### LISTING

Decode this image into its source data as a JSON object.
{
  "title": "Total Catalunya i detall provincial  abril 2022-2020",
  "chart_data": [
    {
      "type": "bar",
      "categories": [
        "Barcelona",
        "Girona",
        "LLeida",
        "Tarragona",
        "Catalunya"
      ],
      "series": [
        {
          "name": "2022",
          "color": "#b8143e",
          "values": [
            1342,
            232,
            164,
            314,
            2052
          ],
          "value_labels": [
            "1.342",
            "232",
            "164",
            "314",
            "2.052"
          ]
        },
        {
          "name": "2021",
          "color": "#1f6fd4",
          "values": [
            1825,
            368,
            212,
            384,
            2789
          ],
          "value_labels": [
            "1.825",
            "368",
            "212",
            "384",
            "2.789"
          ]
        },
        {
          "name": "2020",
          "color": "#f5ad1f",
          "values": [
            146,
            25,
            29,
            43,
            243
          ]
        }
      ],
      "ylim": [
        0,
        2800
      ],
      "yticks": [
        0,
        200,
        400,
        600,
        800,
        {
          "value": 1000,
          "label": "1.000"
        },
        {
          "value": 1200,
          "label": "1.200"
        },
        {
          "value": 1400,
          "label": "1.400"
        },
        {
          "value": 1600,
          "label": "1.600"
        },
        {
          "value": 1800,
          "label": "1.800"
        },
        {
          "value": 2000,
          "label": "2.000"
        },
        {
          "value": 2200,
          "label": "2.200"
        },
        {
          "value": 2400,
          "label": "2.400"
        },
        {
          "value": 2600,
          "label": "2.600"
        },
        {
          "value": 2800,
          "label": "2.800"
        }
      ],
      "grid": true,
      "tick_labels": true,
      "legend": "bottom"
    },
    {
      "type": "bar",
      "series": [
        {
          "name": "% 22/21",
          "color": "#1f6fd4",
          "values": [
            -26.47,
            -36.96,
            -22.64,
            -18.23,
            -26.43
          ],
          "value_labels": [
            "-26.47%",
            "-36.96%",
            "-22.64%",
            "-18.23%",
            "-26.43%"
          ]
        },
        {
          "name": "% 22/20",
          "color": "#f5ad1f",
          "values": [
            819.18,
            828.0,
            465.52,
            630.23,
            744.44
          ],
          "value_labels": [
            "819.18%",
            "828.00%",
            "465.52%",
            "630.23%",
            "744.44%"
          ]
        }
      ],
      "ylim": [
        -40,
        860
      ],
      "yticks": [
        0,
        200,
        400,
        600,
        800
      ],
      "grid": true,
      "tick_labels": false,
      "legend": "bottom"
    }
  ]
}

######

> [TASK TO COMPLETE]: Each line in the material above must be retyped without alteration.

> [SOLUTION TO THIS EXERCISE]:
Decode this image into its source data as a JSON object.
{
  "title": "Total Catalunya i detall provincial  abril 2022-2020",
  "chart_data": [
    {
      "type": "bar",
      "categories": [
        "Barcelona",
        "Girona",
        "LLeida",
        "Tarragona",
        "Catalunya"
      ],
      "series": [
        {
          "name": "2022",
          "color": "#b8143e",
          "values": [
            1342,
            232,
            164,
            314,
            2052
          ],
          "value_labels": [
            "1.342",
            "232",
            "164",
            "314",
            "2.052"
          ]
        },
        {
          "name": "2021",
          "color": "#1f6fd4",
          "values": [
            1825,
            368,
            212,
            384,
            2789
          ],
          "value_labels": [
            "1.825",
            "368",
            "212",
            "384",
            "2.789"
          ]
        },
        {
          "name": "2020",
          "color": "#f5ad1f",
          "values": [
            146,
            25,
            29,
            43,
            243
          ]
        }
      ],
      "ylim": [
        0,
        2800
      ],
      "yticks": [
        0,
        200,
        400,
        600,
        800,
        {
          "value": 1000,
          "label": "1.000"
        },
        {
          "value": 1200,
          "label": "1.200"
        },
        {
          "value": 1400,
          "label": "1.400"
        },
        {
          "value": 1600,
          "label": "1.600"
        },
        {
          "value": 1800,
          "label": "1.800"
        },
        {
          "value": 2000,
          "label": "2.000"
        },
        {
          "value": 2200,
          "label": "2.200"
        },
        {
          "value": 2400,
          "label": "2.400"
        },
        {
          "value": 2600,
          "label": "2.600"
        },
        {
          "value": 2800,
          "label": "2.800"
        }
      ],
      "grid": true,
      "tick_labels": true,
      "legend": "bottom"
    },
    {
      "type": "bar",
      "series": [
        {
          "name": "% 22/21",
          "color": "#1f6fd4",
          "values": [
            -26.47,
            -36.96,
            -22.64,
            -18.23,
            -26.43
          ],
          "value_labels": [
            "-26.47%",
            "-36.96%",
            "-22.64%",
            "-18.23%",
            "-26.43%"
          ]
        },
        {
          "name": "% 22/20",
          "color": "#f5ad1f",
          "values": [
            819.18,
            828.0,
            465.52,
            630.23,
            744.44
          ],
          "value_labels": [
            "819.18%",
            "828.00%",
            "465.52%",
            "630.23%",
            "744.44%"
          ]
        }
      ],
      "ylim": [
        -40,
        860
      ],
      "yticks": [
        0,
        200,
        400,
        600,
        800
      ],
      "grid": true,
      "tick_labels": false,
      "legend": "bottom"
    }
  ]
}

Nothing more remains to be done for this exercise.